# THE PROBLEM
Filter this material down to the lines that hold "document", copying each one.

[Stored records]
— Begin —
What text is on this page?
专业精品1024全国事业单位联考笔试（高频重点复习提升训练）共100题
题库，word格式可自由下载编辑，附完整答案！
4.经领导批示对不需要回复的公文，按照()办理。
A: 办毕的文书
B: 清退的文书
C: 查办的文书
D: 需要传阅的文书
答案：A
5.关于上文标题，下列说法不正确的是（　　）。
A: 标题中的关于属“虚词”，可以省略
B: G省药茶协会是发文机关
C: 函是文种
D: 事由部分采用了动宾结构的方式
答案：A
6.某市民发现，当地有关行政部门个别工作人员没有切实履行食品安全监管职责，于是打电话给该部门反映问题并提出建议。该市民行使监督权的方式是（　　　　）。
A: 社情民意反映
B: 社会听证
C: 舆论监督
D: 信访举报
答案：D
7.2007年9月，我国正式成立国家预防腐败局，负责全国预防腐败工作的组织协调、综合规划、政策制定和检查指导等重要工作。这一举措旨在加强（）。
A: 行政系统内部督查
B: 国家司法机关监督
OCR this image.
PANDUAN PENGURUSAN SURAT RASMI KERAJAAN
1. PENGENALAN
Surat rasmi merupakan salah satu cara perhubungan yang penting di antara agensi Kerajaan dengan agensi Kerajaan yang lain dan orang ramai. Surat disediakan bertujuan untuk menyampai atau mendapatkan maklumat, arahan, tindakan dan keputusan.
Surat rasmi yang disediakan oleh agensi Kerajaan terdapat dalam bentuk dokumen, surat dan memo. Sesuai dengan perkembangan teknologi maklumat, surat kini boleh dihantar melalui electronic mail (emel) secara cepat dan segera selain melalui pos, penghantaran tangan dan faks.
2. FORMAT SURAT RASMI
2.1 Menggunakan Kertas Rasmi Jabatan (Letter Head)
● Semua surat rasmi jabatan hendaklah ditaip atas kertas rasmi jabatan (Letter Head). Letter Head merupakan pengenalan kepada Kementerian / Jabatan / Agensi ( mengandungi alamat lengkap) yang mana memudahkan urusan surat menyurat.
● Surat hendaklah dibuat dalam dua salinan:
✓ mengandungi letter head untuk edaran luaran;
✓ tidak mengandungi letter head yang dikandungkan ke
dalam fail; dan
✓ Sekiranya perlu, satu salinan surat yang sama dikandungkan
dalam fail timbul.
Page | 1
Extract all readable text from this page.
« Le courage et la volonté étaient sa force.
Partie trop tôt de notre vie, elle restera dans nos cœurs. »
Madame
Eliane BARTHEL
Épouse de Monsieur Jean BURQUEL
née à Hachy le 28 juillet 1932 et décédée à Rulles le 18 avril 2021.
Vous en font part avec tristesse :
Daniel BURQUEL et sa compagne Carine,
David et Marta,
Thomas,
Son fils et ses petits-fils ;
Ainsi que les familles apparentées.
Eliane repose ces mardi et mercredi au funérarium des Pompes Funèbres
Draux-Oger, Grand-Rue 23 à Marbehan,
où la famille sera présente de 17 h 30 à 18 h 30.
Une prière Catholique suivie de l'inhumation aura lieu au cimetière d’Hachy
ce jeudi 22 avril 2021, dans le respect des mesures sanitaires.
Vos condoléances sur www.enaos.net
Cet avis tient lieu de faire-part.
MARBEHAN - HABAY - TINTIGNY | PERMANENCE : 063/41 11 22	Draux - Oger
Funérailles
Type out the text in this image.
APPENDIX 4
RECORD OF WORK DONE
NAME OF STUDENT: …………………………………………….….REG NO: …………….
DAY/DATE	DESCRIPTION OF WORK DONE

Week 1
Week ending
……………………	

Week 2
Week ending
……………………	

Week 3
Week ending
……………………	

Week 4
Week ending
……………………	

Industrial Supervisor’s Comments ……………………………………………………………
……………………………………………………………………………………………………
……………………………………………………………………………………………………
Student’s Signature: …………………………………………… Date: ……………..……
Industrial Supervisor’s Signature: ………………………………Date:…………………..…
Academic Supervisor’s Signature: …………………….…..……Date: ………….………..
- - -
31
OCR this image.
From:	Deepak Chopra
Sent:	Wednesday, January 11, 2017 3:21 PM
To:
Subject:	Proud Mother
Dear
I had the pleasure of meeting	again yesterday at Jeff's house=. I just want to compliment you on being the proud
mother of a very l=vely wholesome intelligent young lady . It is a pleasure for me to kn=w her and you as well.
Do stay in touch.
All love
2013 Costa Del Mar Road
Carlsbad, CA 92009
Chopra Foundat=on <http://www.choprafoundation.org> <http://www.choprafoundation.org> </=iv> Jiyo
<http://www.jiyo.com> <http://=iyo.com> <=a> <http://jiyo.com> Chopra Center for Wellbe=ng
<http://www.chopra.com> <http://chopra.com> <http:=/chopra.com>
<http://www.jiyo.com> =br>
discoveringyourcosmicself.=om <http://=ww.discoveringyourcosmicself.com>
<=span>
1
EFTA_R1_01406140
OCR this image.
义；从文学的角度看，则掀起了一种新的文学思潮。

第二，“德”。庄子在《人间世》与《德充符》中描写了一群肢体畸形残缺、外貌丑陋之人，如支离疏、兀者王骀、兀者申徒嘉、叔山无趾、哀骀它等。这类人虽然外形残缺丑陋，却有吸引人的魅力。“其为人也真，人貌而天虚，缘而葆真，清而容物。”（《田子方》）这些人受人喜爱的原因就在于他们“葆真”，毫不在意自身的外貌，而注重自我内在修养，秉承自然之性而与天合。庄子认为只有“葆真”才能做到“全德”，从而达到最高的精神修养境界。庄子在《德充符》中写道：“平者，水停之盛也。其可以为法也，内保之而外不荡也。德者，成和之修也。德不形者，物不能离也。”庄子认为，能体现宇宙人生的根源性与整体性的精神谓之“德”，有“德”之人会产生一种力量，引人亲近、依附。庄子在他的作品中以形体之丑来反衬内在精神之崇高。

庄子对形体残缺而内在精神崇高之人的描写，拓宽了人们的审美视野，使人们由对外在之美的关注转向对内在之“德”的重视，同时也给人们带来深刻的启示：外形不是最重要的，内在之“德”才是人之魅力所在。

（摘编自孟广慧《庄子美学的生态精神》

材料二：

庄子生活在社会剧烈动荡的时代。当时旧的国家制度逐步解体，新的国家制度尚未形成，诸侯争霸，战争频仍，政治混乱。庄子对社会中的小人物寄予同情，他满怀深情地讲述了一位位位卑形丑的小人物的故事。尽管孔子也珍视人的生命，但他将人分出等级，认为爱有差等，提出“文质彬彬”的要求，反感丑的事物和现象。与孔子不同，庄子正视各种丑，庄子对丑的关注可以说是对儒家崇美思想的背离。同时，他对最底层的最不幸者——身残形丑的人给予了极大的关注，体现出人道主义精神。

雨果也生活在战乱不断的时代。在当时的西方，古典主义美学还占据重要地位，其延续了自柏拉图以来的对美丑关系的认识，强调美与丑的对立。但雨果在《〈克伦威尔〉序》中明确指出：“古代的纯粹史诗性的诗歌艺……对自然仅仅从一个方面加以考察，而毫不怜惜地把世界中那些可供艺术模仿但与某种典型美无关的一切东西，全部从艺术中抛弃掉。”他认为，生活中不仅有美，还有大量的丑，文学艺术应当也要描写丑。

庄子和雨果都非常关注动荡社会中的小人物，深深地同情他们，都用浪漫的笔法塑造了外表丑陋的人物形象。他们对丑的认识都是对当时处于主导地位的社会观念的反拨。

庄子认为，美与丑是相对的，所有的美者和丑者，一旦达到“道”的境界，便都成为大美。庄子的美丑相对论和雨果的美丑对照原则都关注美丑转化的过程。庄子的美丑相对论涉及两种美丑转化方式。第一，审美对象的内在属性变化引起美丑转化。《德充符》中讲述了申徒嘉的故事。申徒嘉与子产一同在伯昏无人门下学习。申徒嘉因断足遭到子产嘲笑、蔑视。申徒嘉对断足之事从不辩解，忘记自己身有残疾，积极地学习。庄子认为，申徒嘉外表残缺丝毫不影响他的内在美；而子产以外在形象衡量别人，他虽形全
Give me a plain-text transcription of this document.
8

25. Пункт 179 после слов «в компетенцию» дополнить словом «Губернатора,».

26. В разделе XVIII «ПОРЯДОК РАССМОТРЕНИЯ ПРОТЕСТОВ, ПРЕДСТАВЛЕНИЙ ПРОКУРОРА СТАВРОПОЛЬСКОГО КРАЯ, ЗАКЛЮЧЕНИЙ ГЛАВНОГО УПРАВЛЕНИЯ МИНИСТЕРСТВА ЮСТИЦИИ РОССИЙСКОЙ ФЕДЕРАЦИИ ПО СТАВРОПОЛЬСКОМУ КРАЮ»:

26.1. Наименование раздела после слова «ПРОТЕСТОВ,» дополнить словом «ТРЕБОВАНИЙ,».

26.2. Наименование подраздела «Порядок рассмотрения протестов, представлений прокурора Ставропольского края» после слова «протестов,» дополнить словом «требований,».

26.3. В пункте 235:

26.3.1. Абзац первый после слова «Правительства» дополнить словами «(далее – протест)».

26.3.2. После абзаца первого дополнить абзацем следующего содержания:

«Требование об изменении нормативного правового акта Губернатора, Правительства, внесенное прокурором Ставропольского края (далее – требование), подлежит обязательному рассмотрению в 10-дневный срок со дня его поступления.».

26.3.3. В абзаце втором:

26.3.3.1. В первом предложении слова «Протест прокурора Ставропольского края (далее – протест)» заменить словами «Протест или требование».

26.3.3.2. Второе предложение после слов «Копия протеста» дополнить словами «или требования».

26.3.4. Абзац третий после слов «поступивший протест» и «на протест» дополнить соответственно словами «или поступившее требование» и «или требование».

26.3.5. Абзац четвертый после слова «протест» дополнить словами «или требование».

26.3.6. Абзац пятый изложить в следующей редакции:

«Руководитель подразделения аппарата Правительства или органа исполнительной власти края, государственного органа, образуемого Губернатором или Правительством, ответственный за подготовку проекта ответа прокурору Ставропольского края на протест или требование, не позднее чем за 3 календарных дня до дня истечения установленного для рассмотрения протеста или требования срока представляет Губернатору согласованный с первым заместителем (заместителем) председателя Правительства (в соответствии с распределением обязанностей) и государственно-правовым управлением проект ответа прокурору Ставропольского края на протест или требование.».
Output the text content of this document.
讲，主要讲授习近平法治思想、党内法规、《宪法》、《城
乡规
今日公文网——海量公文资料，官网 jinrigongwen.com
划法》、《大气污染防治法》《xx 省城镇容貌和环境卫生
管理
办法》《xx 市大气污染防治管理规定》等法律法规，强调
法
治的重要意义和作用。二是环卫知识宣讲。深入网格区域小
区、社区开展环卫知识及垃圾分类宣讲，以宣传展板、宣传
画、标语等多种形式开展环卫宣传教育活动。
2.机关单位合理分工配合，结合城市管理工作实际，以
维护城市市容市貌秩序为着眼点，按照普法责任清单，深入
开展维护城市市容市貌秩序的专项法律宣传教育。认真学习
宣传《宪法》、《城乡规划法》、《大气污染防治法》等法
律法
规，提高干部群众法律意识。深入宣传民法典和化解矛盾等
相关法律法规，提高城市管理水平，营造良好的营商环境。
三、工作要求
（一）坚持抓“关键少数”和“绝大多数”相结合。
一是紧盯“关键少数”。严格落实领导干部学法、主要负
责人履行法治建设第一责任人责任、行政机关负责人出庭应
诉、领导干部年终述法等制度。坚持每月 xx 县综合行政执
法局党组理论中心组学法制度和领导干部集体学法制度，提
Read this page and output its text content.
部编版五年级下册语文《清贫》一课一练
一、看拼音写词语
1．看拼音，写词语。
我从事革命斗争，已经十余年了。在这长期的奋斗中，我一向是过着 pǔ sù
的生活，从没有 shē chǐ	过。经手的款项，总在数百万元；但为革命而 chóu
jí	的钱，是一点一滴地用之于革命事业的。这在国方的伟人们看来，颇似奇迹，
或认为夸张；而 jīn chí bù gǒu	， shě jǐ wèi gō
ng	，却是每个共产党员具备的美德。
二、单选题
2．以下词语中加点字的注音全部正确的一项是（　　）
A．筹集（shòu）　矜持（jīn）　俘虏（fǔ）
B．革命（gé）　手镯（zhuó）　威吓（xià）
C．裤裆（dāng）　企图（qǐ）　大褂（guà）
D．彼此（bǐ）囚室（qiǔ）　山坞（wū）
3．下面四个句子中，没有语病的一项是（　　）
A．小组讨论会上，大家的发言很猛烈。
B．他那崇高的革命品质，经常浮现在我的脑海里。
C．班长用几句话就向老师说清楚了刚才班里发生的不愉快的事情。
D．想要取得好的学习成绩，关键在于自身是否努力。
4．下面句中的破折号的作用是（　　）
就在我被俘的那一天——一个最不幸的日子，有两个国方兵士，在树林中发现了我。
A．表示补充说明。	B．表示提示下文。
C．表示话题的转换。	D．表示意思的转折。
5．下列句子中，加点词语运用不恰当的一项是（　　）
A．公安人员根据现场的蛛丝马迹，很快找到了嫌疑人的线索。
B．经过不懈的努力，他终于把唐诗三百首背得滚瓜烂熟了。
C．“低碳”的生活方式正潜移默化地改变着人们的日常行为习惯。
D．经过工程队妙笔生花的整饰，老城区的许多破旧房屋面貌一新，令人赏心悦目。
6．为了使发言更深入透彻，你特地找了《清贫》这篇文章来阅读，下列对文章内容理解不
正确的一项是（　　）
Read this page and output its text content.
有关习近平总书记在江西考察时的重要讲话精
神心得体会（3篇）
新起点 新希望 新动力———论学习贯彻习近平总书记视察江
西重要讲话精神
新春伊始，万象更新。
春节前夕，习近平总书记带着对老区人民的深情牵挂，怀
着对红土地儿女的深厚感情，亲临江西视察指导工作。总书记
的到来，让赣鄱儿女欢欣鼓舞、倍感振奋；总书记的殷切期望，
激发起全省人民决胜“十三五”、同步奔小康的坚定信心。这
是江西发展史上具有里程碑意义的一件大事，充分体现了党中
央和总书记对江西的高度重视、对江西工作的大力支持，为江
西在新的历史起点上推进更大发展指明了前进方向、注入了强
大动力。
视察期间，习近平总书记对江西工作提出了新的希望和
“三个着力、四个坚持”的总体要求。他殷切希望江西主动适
— End —
# CORRECT RESPONSE
Give me a plain-text transcription of this document.
Output the text content of this document.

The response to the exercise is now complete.